Exercise brief :: Find the word "Year" in the records below. List each line containing it.

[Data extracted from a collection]
◆ ◆ ◆ ◆
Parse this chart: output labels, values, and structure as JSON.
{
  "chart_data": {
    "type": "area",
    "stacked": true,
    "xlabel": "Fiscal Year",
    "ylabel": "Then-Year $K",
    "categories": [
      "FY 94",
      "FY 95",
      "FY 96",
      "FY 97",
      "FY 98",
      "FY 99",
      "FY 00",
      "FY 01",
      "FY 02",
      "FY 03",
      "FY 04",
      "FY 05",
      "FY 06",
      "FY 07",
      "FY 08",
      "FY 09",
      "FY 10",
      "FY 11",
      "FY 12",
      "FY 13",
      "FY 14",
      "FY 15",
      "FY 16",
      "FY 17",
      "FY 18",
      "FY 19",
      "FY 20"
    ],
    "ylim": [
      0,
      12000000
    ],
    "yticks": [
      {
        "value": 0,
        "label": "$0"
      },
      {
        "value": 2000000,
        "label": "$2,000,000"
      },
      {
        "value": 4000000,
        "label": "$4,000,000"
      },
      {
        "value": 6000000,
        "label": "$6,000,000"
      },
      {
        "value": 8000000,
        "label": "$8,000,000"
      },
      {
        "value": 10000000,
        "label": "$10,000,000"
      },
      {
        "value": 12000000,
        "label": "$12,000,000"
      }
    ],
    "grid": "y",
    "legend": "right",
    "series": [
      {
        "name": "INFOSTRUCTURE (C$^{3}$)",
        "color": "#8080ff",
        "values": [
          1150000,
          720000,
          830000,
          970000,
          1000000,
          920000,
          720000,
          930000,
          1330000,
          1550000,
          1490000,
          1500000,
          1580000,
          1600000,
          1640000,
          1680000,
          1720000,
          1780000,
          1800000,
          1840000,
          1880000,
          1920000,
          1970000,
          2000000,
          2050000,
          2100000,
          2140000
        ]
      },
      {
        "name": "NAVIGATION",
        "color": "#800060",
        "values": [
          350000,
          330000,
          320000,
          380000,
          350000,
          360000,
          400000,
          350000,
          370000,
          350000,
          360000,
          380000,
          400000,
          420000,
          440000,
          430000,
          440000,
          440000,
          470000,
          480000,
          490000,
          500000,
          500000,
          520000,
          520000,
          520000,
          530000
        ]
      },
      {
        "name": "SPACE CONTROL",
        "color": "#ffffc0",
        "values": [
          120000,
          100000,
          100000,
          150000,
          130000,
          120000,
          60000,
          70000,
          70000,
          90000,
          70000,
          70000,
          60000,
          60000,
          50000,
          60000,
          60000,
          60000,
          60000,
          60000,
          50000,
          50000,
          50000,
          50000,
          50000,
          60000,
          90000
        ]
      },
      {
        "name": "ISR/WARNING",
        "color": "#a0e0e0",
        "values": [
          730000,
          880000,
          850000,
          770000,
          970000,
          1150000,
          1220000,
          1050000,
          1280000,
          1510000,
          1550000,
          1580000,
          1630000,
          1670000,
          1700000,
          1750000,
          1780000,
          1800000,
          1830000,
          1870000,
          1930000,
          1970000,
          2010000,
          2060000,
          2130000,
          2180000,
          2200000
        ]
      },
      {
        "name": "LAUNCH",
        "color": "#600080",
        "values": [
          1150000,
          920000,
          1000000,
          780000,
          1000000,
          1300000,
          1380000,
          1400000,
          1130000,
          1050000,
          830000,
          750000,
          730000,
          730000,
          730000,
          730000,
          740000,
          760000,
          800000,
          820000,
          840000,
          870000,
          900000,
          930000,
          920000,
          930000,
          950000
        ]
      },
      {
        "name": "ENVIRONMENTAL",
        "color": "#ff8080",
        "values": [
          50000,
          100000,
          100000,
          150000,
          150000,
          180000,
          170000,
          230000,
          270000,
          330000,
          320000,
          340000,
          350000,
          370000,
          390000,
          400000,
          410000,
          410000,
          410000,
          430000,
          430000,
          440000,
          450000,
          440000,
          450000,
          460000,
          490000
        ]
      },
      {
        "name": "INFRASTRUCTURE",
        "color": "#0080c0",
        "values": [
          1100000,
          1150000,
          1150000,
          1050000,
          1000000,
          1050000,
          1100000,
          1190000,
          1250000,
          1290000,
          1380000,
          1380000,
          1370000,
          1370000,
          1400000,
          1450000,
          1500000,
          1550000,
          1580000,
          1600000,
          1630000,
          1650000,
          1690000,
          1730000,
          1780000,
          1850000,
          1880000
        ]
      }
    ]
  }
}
◆ ◆ ◆ ◆
Completed exercise ::
    "xlabel": "Fiscal Year",
    "ylabel": "Then-Year $K",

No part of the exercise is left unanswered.